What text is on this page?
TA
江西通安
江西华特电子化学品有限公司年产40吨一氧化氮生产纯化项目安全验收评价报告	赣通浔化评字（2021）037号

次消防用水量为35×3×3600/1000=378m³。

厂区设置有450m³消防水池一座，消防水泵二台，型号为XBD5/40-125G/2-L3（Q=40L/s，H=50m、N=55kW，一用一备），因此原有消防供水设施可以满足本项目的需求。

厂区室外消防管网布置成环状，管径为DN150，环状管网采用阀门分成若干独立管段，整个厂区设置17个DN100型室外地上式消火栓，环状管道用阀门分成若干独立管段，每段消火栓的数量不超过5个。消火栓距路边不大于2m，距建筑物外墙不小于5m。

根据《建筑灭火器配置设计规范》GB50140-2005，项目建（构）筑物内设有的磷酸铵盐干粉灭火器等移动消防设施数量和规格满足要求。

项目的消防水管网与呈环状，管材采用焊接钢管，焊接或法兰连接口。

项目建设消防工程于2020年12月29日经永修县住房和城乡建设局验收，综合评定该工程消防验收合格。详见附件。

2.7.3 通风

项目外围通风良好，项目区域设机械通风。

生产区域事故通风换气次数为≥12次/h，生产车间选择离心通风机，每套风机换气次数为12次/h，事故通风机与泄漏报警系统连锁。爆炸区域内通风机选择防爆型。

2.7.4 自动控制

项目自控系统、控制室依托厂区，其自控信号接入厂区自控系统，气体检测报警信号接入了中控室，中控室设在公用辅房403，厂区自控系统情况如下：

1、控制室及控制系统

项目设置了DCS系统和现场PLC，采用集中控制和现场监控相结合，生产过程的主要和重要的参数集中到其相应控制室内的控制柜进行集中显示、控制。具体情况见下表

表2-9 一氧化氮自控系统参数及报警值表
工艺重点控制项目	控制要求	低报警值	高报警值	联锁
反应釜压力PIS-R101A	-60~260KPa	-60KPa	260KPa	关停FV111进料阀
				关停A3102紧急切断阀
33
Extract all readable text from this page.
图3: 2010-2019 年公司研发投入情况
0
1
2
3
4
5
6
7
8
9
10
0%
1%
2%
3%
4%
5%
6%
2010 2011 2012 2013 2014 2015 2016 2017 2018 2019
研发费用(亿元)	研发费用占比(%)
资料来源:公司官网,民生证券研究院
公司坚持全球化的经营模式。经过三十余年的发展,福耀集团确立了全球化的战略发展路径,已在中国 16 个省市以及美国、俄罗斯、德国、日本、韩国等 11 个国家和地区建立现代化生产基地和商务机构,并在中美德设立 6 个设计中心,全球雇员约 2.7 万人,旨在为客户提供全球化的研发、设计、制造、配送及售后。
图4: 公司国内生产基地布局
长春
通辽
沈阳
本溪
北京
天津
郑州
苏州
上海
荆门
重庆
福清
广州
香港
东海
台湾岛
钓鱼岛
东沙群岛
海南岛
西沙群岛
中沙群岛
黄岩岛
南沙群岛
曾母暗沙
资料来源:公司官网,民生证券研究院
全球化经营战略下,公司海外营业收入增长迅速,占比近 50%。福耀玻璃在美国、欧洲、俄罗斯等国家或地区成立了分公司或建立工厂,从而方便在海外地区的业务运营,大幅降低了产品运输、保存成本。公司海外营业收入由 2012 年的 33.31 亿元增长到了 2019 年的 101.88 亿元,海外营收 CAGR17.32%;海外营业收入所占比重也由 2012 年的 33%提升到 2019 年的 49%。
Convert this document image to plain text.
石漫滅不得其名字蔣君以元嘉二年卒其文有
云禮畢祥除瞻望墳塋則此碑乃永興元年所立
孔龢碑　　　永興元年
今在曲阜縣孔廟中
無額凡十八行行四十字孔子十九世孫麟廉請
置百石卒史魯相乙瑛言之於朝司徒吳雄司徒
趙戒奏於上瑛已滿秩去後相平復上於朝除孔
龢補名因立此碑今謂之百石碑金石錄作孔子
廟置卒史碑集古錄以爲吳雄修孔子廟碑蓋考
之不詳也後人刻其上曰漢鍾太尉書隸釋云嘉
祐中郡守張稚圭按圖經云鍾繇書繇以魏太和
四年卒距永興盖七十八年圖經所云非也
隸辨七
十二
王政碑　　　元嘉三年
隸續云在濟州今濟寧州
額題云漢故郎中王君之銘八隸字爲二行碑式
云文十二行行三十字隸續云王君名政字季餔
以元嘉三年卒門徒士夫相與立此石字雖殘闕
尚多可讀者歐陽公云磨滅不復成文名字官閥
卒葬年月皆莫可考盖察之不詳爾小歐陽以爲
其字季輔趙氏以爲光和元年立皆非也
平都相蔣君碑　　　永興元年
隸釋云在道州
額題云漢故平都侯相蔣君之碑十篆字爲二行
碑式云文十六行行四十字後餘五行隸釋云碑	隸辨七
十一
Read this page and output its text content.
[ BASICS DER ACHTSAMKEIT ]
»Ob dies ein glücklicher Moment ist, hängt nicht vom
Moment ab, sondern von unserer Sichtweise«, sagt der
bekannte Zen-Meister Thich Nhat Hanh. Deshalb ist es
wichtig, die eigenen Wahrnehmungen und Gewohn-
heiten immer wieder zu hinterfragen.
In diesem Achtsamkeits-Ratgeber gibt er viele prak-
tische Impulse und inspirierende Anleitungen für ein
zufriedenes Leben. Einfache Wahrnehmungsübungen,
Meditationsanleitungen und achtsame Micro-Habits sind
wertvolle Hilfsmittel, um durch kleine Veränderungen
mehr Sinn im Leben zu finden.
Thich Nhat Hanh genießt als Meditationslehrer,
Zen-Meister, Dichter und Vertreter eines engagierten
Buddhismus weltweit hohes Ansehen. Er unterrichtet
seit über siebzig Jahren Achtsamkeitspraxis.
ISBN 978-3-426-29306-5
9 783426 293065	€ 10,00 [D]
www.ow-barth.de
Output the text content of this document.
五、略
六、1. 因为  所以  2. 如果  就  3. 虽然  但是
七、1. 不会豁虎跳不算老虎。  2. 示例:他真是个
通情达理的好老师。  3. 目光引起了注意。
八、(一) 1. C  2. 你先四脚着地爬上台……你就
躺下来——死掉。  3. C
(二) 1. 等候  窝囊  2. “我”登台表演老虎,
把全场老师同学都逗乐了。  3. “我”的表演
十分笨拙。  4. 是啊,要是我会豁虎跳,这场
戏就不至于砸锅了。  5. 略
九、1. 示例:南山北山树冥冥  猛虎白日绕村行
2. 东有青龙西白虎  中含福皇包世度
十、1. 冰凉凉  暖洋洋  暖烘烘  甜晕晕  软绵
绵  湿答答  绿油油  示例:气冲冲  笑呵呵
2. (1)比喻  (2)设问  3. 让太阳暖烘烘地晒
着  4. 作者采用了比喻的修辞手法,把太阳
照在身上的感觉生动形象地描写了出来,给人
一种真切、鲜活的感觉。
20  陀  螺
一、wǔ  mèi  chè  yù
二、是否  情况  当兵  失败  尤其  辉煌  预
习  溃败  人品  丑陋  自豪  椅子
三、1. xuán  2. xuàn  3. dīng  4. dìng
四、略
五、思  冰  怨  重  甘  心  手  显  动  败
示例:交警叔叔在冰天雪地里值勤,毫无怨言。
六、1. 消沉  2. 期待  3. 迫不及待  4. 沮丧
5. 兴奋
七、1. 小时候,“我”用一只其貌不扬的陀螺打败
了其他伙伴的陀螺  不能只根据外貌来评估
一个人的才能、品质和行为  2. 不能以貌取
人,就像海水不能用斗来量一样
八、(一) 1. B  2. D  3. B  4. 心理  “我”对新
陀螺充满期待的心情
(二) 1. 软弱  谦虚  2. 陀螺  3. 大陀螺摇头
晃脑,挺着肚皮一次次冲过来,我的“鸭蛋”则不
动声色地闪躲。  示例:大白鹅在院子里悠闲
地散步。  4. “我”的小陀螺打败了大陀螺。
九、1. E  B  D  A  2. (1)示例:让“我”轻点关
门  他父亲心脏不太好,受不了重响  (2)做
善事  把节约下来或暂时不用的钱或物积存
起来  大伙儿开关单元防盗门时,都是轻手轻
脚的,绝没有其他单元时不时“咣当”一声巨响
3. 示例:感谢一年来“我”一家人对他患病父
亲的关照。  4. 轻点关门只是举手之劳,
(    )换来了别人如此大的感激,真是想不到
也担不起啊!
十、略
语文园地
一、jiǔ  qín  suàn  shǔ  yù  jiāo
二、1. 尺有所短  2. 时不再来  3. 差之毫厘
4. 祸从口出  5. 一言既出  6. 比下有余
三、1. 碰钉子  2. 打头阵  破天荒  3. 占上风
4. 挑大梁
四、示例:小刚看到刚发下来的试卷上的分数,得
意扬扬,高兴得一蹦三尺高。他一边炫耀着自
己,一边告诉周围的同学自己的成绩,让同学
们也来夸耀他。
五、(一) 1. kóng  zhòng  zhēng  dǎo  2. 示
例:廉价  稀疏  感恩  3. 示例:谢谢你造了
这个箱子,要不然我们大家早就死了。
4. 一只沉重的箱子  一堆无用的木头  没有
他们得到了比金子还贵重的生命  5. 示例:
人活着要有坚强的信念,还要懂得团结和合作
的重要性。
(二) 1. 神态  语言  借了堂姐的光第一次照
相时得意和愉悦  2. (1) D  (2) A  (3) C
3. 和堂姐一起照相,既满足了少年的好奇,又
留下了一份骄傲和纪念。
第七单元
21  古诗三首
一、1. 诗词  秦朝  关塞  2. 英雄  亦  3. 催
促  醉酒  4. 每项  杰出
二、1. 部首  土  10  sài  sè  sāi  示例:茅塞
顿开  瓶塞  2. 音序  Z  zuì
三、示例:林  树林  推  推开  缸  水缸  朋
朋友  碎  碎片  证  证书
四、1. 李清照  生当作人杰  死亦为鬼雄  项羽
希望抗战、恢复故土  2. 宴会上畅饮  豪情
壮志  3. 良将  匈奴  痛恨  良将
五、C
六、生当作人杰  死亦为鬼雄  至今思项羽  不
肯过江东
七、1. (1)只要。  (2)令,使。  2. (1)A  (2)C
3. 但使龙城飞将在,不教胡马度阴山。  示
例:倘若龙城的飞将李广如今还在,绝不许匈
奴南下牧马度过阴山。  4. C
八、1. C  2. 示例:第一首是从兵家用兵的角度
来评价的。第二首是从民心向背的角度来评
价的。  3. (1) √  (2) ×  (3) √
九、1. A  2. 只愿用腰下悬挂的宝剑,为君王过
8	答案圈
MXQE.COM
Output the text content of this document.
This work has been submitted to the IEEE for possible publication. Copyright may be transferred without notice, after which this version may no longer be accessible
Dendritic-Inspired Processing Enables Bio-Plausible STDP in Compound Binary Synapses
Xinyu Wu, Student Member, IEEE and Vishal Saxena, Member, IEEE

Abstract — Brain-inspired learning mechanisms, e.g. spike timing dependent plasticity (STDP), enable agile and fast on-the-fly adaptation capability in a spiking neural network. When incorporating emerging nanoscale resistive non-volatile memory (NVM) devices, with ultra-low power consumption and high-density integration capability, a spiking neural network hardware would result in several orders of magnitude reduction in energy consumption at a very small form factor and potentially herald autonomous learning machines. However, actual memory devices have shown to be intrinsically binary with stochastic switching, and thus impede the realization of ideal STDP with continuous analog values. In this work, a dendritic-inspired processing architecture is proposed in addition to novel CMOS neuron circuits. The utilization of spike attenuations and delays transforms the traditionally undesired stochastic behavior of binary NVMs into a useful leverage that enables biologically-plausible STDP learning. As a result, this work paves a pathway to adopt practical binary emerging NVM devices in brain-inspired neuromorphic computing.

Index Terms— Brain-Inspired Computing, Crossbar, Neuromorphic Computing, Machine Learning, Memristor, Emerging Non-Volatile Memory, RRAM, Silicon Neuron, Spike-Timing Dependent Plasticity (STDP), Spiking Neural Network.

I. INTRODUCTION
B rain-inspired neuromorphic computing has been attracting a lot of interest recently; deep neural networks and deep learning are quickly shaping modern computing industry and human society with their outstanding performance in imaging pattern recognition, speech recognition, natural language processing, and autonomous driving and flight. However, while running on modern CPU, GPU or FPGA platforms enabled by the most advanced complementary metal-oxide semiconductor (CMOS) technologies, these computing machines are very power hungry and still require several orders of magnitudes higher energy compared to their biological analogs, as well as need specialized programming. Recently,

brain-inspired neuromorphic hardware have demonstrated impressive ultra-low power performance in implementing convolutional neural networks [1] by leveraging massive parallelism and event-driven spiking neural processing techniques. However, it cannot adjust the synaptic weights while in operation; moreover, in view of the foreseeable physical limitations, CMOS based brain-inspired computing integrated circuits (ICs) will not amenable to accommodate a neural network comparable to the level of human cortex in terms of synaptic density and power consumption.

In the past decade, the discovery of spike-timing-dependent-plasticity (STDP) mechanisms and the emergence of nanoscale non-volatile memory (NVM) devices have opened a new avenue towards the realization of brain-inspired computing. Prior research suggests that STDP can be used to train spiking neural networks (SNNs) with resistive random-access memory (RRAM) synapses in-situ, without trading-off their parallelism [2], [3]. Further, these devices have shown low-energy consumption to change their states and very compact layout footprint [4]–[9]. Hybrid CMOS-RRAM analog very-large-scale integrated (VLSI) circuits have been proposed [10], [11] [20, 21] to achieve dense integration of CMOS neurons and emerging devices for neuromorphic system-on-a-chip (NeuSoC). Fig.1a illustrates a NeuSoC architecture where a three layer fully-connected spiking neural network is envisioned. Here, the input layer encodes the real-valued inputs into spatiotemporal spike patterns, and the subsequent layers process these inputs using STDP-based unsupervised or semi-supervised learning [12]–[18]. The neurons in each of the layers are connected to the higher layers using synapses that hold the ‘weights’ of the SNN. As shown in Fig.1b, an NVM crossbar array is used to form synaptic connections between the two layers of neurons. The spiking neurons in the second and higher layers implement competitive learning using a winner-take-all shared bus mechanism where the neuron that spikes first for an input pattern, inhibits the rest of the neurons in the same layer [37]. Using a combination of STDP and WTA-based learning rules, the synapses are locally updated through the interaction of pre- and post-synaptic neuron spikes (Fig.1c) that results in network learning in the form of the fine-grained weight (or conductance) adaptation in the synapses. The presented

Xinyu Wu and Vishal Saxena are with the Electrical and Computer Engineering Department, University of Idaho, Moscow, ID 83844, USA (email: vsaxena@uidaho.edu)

......

*Your task*. Reproduce every line from the entries that holds the word "Vishal".

*Exercise response*.
Xinyu Wu, Student Member, IEEE and Vishal Saxena, Member, IEEE
Xinyu Wu and Vishal Saxena are with the Electrical and Computer Engineering Department, University of Idaho, Moscow, ID 83844, USA (email: vsaxena@uidaho.edu)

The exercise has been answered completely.